● Task
Write out each line exactly as it stands, please.

* Start *

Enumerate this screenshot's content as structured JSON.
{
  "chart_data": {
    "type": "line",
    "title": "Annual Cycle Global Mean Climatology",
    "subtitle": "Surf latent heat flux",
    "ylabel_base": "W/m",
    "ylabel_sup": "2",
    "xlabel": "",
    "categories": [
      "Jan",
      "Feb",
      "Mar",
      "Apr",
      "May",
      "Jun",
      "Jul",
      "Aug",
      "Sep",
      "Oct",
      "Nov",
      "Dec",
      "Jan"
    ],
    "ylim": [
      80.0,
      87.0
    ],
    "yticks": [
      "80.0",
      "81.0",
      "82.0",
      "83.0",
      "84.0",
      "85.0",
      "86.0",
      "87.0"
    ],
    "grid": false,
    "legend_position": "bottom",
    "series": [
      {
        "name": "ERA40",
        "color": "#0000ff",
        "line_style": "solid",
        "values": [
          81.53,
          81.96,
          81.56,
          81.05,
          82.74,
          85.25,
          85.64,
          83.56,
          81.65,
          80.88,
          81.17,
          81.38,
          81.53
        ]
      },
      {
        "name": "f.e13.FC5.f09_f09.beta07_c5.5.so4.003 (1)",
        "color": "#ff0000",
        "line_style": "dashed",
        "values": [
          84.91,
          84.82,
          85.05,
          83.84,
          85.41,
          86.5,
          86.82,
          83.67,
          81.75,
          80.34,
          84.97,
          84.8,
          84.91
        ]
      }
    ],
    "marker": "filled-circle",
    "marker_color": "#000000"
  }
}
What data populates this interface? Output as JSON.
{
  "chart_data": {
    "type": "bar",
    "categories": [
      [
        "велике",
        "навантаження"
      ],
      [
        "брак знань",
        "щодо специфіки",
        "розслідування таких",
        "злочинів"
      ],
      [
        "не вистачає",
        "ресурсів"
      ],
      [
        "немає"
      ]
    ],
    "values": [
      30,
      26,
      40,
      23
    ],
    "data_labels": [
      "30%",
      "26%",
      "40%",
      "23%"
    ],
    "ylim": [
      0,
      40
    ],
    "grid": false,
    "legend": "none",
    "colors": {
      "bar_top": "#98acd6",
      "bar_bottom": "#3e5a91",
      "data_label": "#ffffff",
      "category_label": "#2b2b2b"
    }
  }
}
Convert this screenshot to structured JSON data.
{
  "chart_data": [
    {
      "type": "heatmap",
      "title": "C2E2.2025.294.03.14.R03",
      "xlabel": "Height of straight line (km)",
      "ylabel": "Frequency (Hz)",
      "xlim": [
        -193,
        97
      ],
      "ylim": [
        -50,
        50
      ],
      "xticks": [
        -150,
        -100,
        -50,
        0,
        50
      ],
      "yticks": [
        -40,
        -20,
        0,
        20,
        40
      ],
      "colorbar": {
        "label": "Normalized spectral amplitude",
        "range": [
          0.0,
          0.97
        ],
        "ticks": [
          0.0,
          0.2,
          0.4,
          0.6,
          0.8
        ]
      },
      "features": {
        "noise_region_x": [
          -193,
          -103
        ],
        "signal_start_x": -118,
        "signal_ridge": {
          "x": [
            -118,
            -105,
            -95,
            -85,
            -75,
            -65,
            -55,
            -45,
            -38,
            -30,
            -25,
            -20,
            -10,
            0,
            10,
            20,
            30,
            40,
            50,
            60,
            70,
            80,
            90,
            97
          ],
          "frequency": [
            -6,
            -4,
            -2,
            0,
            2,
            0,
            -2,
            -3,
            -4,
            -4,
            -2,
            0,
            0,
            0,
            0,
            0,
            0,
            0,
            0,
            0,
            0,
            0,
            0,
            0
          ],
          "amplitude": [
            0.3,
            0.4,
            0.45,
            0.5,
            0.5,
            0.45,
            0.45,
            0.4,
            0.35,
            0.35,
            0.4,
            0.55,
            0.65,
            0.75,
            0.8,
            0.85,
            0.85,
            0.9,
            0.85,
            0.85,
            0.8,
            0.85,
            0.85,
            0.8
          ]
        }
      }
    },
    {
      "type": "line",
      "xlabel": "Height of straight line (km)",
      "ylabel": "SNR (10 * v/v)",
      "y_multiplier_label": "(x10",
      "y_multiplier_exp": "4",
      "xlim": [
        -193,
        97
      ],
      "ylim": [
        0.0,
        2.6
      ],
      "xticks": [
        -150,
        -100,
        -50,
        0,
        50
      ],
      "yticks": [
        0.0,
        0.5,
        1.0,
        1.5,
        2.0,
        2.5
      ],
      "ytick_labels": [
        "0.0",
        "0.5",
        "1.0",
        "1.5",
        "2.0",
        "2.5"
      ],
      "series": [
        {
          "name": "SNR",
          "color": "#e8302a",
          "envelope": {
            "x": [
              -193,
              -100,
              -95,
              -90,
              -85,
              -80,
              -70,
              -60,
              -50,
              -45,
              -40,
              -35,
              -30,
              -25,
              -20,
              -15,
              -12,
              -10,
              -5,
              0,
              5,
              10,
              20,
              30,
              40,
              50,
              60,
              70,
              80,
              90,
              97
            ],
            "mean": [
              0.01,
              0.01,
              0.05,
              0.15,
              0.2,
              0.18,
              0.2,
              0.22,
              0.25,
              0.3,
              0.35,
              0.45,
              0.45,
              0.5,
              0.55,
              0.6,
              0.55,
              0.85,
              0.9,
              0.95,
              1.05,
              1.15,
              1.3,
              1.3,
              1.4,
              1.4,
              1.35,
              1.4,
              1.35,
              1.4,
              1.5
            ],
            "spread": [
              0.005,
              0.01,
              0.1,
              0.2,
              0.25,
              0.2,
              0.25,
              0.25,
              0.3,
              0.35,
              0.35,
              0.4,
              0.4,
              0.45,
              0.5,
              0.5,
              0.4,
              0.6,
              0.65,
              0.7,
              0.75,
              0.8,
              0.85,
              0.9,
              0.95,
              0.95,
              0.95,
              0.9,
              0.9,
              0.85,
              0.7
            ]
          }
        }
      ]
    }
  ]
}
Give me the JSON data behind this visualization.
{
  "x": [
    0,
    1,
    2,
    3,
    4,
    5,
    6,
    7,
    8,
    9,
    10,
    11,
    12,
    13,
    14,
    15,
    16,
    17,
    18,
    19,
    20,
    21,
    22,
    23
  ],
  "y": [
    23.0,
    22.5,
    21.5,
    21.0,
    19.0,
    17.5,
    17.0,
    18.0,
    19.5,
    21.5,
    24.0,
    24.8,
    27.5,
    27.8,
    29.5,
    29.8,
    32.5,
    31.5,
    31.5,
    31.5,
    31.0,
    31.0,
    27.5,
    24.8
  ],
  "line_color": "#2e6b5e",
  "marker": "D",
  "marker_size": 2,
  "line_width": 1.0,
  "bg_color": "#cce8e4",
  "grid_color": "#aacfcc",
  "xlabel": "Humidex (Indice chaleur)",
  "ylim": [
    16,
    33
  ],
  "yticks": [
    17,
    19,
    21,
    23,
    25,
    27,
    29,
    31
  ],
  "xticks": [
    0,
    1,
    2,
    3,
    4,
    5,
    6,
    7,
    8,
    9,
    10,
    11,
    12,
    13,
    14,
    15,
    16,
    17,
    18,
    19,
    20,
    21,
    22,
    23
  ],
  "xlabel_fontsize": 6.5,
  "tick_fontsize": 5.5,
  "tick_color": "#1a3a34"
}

* End *

● Right answer
Enumerate this screenshot's content as structured JSON.
{
  "chart_data": {
    "type": "line",
    "title": "Annual Cycle Global Mean Climatology",
    "subtitle": "Surf latent heat flux",
    "ylabel_base": "W/m",
    "ylabel_sup": "2",
    "xlabel": "",
    "categories": [
      "Jan",
      "Feb",
      "Mar",
      "Apr",
      "May",
      "Jun",
      "Jul",
      "Aug",
      "Sep",
      "Oct",
      "Nov",
      "Dec",
      "Jan"
    ],
    "ylim": [
      80.0,
      87.0
    ],
    "yticks": [
      "80.0",
      "81.0",
      "82.0",
      "83.0",
      "84.0",
      "85.0",
      "86.0",
      "87.0"
    ],
    "grid": false,
    "legend_position": "bottom",
    "series": [
      {
        "name": "ERA40",
        "color": "#0000ff",
        "line_style": "solid",
        "values": [
          81.53,
          81.96,
          81.56,
          81.05,
          82.74,
          85.25,
          85.64,
          83.56,
          81.65,
          80.88,
          81.17,
          81.38,
          81.53
        ]
      },
      {
        "name": "f.e13.FC5.f09_f09.beta07_c5.5.so4.003 (1)",
        "color": "#ff0000",
        "line_style": "dashed",
        "values": [
          84.91,
          84.82,
          85.05,
          83.84,
          85.41,
          86.5,
          86.82,
          83.67,
          81.75,
          80.34,
          84.97,
          84.8,
          84.91
        ]
      }
    ],
    "marker": "filled-circle",
    "marker_color": "#000000"
  }
}
What data populates this interface? Output as JSON.
{
  "chart_data": {
    "type": "bar",
    "categories": [
      [
        "велике",
        "навантаження"
      ],
      [
        "брак знань",
        "щодо специфіки",
        "розслідування таких",
        "злочинів"
      ],
      [
        "не вистачає",
        "ресурсів"
      ],
      [
        "немає"
      ]
    ],
    "values": [
      30,
      26,
      40,
      23
    ],
    "data_labels": [
      "30%",
      "26%",
      "40%",
      "23%"
    ],
    "ylim": [
      0,
      40
    ],
    "grid": false,
    "legend": "none",
    "colors": {
      "bar_top": "#98acd6",
      "bar_bottom": "#3e5a91",
      "data_label": "#ffffff",
      "category_label": "#2b2b2b"
    }
  }
}
Convert this screenshot to structured JSON data.
{
  "chart_data": [
    {
      "type": "heatmap",
      "title": "C2E2.2025.294.03.14.R03",
      "xlabel": "Height of straight line (km)",
      "ylabel": "Frequency (Hz)",
      "xlim": [
        -193,
        97
      ],
      "ylim": [
        -50,
        50
      ],
      "xticks": [
        -150,
        -100,
        -50,
        0,
        50
      ],
      "yticks": [
        -40,
        -20,
        0,
        20,
        40
      ],
      "colorbar": {
        "label": "Normalized spectral amplitude",
        "range": [
          0.0,
          0.97
        ],
        "ticks": [
          0.0,
          0.2,
          0.4,
          0.6,
          0.8
        ]
      },
      "features": {
        "noise_region_x": [
          -193,
          -103
        ],
        "signal_start_x": -118,
        "signal_ridge": {
          "x": [
            -118,
            -105,
            -95,
            -85,
            -75,
            -65,
            -55,
            -45,
            -38,
            -30,
            -25,
            -20,
            -10,
            0,
            10,
            20,
            30,
            40,
            50,
            60,
            70,
            80,
            90,
            97
          ],
          "frequency": [
            -6,
            -4,
            -2,
            0,
            2,
            0,
            -2,
            -3,
            -4,
            -4,
            -2,
            0,
            0,
            0,
            0,
            0,
            0,
            0,
            0,
            0,
            0,
            0,
            0,
            0
          ],
          "amplitude": [
            0.3,
            0.4,
            0.45,
            0.5,
            0.5,
            0.45,
            0.45,
            0.4,
            0.35,
            0.35,
            0.4,
            0.55,
            0.65,
            0.75,
            0.8,
            0.85,
            0.85,
            0.9,
            0.85,
            0.85,
            0.8,
            0.85,
            0.85,
            0.8
          ]
        }
      }
    },
    {
      "type": "line",
      "xlabel": "Height of straight line (km)",
      "ylabel": "SNR (10 * v/v)",
      "y_multiplier_label": "(x10",
      "y_multiplier_exp": "4",
      "xlim": [
        -193,
        97
      ],
      "ylim": [
        0.0,
        2.6
      ],
      "xticks": [
        -150,
        -100,
        -50,
        0,
        50
      ],
      "yticks": [
        0.0,
        0.5,
        1.0,
        1.5,
        2.0,
        2.5
      ],
      "ytick_labels": [
        "0.0",
        "0.5",
        "1.0",
        "1.5",
        "2.0",
        "2.5"
      ],
      "series": [
        {
          "name": "SNR",
          "color": "#e8302a",
          "envelope": {
            "x": [
              -193,
              -100,
              -95,
              -90,
              -85,
              -80,
              -70,
              -60,
              -50,
              -45,
              -40,
              -35,
              -30,
              -25,
              -20,
              -15,
              -12,
              -10,
              -5,
              0,
              5,
              10,
              20,
              30,
              40,
              50,
              60,
              70,
              80,
              90,
              97
            ],
            "mean": [
              0.01,
              0.01,
              0.05,
              0.15,
              0.2,
              0.18,
              0.2,
              0.22,
              0.25,
              0.3,
              0.35,
              0.45,
              0.45,
              0.5,
              0.55,
              0.6,
              0.55,
              0.85,
              0.9,
              0.95,
              1.05,
              1.15,
              1.3,
              1.3,
              1.4,
              1.4,
              1.35,
              1.4,
              1.35,
              1.4,
              1.5
            ],
            "spread": [
              0.005,
              0.01,
              0.1,
              0.2,
              0.25,
              0.2,
              0.25,
              0.25,
              0.3,
              0.35,
              0.35,
              0.4,
              0.4,
              0.45,
              0.5,
              0.5,
              0.4,
              0.6,
              0.65,
              0.7,
              0.75,
              0.8,
              0.85,
              0.9,
              0.95,
              0.95,
              0.95,
              0.9,
              0.9,
              0.85,
              0.7
            ]
          }
        }
      ]
    }
  ]
}
Give me the JSON data behind this visualization.
{
  "x": [
    0,
    1,
    2,
    3,
    4,
    5,
    6,
    7,
    8,
    9,
    10,
    11,
    12,
    13,
    14,
    15,
    16,
    17,
    18,
    19,
    20,
    21,
    22,
    23
  ],
  "y": [
    23.0,
    22.5,
    21.5,
    21.0,
    19.0,
    17.5,
    17.0,
    18.0,
    19.5,
    21.5,
    24.0,
    24.8,
    27.5,
    27.8,
    29.5,
    29.8,
    32.5,
    31.5,
    31.5,
    31.5,
    31.0,
    31.0,
    27.5,
    24.8
  ],
  "line_color": "#2e6b5e",
  "marker": "D",
  "marker_size": 2,
  "line_width": 1.0,
  "bg_color": "#cce8e4",
  "grid_color": "#aacfcc",
  "xlabel": "Humidex (Indice chaleur)",
  "ylim": [
    16,
    33
  ],
  "yticks": [
    17,
    19,
    21,
    23,
    25,
    27,
    29,
    31
  ],
  "xticks": [
    0,
    1,
    2,
    3,
    4,
    5,
    6,
    7,
    8,
    9,
    10,
    11,
    12,
    13,
    14,
    15,
    16,
    17,
    18,
    19,
    20,
    21,
    22,
    23
  ],
  "xlabel_fontsize": 6.5,
  "tick_fontsize": 5.5,
  "tick_color": "#1a3a34"
}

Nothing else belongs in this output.